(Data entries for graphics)
▬▬▬▬▬▬

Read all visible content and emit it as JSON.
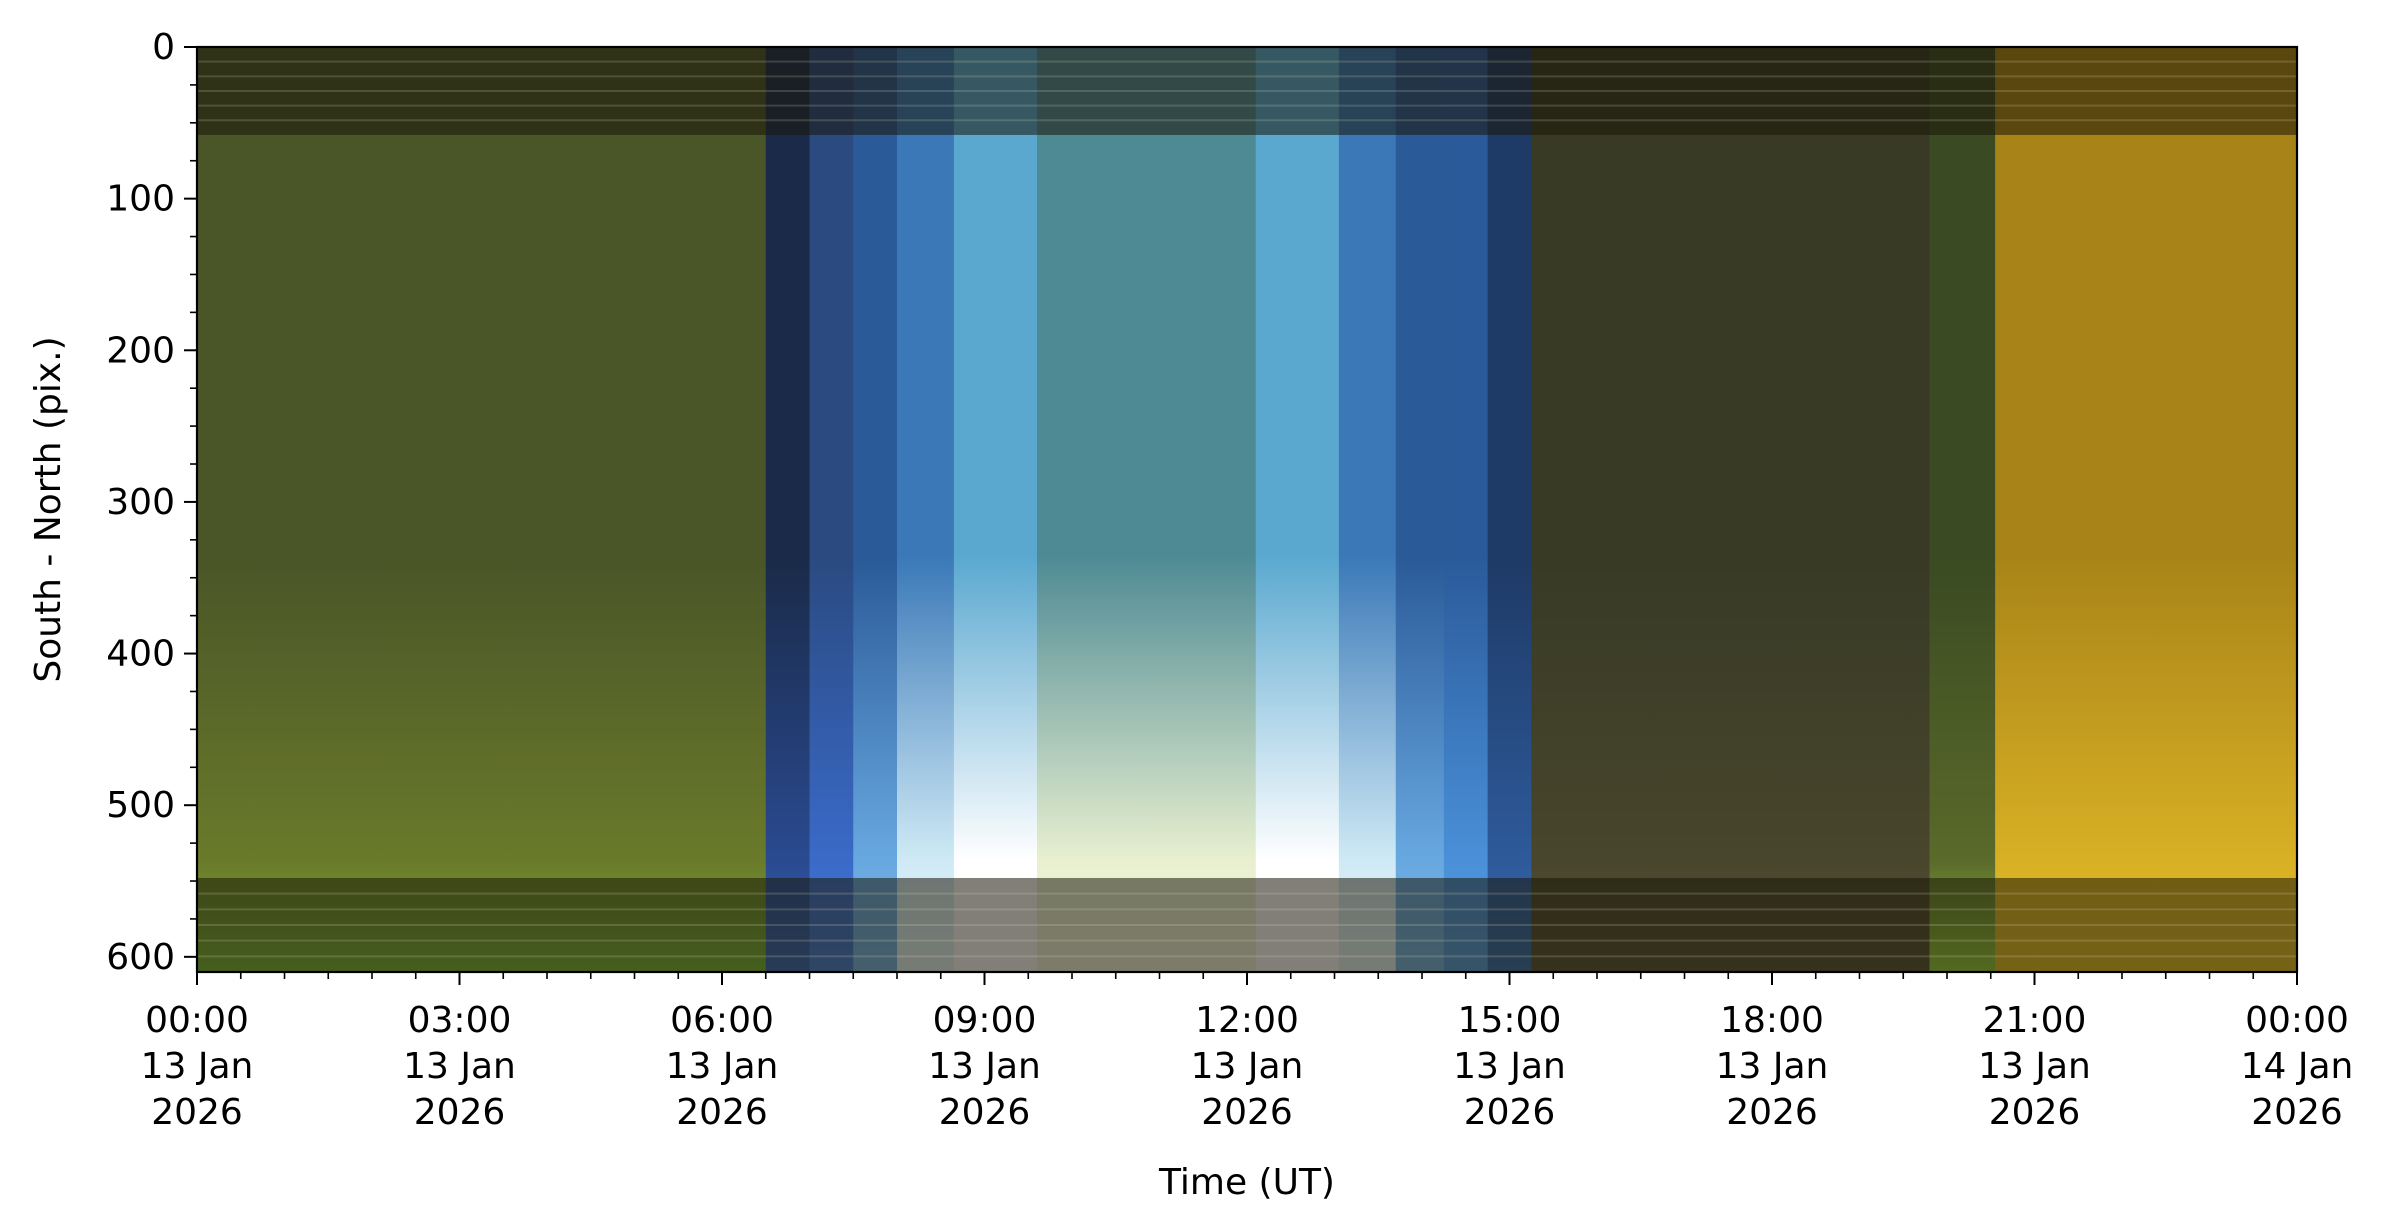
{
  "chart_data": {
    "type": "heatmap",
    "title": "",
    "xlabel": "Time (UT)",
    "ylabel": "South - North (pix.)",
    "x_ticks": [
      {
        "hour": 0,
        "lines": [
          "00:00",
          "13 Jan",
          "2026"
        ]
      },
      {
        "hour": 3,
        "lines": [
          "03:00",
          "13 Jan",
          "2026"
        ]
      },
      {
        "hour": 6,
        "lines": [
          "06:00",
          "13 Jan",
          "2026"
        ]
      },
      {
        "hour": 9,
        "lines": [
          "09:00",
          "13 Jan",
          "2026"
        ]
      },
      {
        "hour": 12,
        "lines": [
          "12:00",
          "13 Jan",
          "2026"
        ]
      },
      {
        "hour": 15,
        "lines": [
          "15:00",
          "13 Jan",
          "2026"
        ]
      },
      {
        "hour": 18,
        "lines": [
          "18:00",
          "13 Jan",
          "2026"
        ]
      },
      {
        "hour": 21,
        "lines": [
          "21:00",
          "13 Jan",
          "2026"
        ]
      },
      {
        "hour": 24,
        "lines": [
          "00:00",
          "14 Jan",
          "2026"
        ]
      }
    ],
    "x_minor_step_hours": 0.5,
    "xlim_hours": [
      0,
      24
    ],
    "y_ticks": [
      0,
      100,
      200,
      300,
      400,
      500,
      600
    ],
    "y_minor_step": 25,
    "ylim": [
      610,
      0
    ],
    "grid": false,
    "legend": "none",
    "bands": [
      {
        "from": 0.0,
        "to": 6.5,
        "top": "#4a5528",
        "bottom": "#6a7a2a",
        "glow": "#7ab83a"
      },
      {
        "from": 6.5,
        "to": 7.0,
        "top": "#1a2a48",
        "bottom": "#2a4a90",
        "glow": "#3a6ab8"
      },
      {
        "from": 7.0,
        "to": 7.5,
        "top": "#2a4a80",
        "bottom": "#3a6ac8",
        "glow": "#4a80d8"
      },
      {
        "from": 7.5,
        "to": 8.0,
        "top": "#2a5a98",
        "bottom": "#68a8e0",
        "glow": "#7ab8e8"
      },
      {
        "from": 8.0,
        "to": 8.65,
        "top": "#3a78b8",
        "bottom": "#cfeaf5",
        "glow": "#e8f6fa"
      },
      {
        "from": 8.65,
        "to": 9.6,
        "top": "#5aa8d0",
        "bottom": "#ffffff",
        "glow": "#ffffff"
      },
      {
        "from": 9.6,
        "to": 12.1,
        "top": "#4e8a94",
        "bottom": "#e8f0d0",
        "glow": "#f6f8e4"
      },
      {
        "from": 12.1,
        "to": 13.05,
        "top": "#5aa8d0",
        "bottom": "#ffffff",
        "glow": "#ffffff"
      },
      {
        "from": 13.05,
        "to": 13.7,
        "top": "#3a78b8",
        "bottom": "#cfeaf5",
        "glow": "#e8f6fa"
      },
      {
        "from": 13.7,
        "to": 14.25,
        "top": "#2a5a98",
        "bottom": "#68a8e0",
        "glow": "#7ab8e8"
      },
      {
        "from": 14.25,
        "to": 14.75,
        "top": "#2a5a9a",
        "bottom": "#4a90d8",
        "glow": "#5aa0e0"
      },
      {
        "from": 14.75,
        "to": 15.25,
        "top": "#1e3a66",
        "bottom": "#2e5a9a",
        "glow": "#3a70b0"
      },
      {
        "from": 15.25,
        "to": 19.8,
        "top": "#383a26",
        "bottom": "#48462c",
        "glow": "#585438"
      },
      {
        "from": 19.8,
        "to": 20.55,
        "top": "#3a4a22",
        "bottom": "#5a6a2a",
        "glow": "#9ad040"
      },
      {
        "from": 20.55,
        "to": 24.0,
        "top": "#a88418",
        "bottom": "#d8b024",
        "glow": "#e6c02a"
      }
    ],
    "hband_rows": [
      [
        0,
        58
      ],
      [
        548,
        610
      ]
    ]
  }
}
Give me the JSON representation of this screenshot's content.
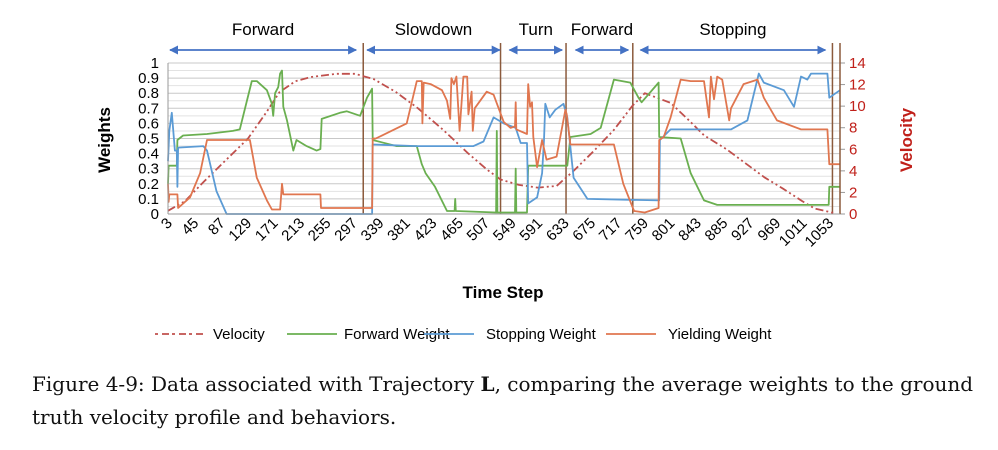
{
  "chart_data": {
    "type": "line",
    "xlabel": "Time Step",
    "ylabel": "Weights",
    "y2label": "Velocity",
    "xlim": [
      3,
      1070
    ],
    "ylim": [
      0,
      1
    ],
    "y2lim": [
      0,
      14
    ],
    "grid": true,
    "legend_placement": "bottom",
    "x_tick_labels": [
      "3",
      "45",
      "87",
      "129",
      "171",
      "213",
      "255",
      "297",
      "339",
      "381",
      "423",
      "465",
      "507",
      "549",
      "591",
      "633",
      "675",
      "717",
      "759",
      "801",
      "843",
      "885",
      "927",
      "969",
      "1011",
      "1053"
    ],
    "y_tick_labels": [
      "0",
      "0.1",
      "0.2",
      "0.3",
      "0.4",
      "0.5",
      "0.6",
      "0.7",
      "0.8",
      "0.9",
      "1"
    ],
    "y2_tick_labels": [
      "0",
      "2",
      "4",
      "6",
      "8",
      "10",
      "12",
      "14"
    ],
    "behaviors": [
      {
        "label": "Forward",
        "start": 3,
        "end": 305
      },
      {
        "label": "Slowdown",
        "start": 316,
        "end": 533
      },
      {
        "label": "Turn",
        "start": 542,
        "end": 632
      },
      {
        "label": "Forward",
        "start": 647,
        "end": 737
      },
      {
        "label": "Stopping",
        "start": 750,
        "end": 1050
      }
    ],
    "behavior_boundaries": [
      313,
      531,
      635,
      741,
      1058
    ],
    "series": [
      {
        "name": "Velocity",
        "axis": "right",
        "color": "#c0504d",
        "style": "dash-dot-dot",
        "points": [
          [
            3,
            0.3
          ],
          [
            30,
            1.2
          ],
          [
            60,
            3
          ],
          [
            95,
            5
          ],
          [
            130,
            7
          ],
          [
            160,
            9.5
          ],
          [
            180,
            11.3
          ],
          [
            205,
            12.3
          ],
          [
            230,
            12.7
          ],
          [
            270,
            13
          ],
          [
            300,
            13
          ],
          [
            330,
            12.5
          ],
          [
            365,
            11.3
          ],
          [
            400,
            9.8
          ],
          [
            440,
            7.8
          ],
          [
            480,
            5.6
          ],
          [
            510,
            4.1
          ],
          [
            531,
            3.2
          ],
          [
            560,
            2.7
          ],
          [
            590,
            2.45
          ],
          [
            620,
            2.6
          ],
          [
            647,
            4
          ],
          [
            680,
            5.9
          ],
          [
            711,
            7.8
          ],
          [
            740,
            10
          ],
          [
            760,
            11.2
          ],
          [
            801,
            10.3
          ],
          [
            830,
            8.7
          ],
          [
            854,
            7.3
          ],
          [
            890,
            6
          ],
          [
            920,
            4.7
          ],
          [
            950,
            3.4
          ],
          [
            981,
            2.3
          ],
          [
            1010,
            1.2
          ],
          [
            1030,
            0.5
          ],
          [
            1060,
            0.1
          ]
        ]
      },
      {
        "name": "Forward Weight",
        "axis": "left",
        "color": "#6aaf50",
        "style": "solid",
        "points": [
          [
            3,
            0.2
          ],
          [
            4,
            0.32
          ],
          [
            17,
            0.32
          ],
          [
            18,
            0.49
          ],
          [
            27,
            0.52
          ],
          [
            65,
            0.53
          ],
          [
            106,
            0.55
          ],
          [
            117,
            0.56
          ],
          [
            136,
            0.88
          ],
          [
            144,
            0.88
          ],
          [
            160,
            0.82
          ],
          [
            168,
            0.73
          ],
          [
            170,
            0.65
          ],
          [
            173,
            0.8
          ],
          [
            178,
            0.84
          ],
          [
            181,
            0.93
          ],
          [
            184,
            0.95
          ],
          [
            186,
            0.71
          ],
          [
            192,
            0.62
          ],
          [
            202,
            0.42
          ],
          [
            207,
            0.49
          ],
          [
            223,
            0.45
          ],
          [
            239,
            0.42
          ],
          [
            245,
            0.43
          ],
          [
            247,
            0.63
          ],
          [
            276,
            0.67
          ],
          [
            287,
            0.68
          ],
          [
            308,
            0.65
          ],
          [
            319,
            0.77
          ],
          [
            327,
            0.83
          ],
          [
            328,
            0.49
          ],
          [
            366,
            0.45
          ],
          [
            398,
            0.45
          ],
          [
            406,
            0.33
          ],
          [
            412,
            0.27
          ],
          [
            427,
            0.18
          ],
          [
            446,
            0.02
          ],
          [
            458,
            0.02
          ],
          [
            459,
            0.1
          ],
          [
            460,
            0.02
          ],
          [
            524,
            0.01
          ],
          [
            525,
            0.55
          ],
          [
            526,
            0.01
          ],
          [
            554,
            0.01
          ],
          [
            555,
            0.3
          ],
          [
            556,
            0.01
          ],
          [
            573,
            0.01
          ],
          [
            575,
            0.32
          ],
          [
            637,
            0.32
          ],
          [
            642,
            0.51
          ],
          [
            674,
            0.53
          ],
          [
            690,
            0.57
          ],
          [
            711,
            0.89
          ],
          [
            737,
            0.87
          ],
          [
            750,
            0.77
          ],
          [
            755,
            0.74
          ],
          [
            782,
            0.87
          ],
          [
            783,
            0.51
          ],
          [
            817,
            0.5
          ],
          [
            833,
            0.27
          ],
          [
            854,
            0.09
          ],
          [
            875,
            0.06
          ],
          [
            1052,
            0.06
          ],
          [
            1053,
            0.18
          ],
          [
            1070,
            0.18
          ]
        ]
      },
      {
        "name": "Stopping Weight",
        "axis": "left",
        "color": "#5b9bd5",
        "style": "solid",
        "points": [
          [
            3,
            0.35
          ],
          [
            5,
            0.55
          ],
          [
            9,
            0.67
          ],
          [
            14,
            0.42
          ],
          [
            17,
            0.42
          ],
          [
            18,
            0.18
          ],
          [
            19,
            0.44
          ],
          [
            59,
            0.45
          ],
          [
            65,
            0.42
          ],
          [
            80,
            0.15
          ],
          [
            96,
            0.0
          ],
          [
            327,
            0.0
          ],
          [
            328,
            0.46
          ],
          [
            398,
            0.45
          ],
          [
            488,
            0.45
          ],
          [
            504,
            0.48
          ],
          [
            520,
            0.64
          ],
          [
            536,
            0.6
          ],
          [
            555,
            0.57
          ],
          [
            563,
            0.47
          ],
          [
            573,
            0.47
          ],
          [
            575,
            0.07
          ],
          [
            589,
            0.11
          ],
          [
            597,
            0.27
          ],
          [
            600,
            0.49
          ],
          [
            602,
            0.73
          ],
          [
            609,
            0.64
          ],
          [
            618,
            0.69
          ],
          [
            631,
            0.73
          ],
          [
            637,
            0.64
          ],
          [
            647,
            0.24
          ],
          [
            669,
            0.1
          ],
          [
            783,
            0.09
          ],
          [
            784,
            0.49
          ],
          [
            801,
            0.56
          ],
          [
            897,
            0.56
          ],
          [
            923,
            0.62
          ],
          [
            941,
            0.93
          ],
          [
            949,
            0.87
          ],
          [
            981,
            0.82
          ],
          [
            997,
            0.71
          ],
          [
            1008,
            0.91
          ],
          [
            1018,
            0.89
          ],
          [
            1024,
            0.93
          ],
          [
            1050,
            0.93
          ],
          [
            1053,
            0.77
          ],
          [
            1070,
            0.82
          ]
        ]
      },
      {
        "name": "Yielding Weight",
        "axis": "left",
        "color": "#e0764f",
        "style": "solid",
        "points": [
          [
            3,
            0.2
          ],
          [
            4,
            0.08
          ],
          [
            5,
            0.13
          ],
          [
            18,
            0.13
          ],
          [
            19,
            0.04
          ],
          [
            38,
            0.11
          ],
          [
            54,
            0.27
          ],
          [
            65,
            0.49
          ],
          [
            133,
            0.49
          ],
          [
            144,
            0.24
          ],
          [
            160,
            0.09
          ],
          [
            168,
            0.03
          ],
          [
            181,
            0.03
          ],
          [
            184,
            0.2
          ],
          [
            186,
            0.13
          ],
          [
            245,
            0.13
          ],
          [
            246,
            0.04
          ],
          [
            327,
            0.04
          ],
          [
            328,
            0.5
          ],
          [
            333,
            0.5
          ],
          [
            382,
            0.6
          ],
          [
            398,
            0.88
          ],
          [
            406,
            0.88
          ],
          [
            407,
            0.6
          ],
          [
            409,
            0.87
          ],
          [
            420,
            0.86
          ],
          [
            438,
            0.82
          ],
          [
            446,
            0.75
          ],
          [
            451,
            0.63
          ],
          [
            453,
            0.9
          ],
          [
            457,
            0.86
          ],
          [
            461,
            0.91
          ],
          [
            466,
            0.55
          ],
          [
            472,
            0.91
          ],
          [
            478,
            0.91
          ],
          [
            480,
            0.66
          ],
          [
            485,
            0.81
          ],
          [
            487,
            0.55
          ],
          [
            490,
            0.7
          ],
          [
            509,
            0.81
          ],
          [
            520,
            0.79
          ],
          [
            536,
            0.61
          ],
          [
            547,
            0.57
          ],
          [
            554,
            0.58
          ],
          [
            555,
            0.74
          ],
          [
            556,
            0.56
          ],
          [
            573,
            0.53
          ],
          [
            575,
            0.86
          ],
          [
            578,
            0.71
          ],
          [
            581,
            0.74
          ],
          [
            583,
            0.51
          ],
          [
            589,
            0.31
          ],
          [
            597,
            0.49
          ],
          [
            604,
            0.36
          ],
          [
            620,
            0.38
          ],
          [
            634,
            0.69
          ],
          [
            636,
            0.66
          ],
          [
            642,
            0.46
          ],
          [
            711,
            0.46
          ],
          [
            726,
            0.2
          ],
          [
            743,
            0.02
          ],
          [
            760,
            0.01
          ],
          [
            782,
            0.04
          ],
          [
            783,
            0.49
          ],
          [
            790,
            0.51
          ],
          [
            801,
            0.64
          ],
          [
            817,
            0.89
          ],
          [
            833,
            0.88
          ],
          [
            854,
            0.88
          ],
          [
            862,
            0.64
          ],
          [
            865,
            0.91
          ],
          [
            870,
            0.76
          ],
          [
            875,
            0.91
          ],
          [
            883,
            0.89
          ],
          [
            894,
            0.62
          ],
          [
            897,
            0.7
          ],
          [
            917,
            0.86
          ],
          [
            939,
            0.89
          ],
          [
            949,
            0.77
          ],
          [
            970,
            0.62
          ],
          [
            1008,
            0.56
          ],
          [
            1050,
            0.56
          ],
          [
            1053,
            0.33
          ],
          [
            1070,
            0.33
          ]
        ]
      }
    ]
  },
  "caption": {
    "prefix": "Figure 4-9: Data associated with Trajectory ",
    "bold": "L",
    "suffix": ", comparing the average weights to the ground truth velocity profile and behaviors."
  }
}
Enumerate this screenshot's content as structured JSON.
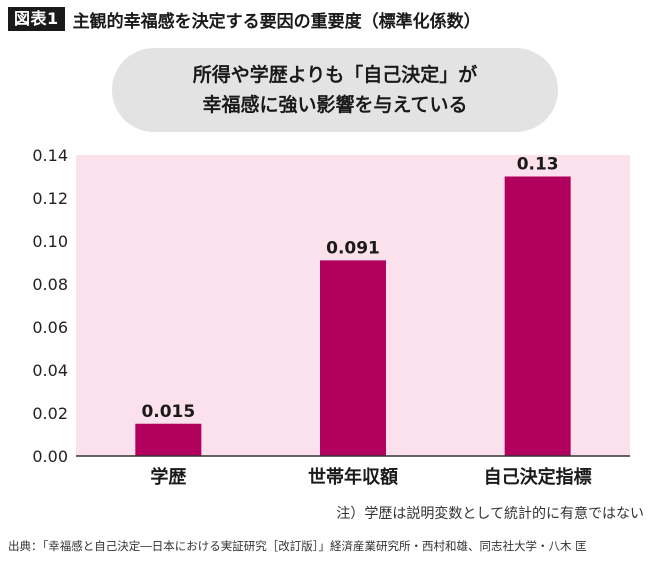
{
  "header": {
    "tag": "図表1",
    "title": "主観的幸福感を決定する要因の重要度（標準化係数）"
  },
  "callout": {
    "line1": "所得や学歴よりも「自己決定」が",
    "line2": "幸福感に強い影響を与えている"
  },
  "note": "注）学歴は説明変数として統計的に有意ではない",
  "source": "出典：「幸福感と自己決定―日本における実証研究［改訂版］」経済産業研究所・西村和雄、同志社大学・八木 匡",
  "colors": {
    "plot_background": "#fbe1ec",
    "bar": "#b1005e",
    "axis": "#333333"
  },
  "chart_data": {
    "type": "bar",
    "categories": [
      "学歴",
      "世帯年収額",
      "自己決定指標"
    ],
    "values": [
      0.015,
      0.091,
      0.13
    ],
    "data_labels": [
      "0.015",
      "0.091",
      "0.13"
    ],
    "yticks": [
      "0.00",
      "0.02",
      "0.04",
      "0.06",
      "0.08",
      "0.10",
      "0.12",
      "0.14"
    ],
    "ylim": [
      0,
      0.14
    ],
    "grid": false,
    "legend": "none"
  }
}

▬▬▬▬▬▬

Written task ::
Find the string "Stopping" in the records, then copy each line where it occurs.

Full response ::
        "label": "Stopping",
        "name": "Stopping Weight",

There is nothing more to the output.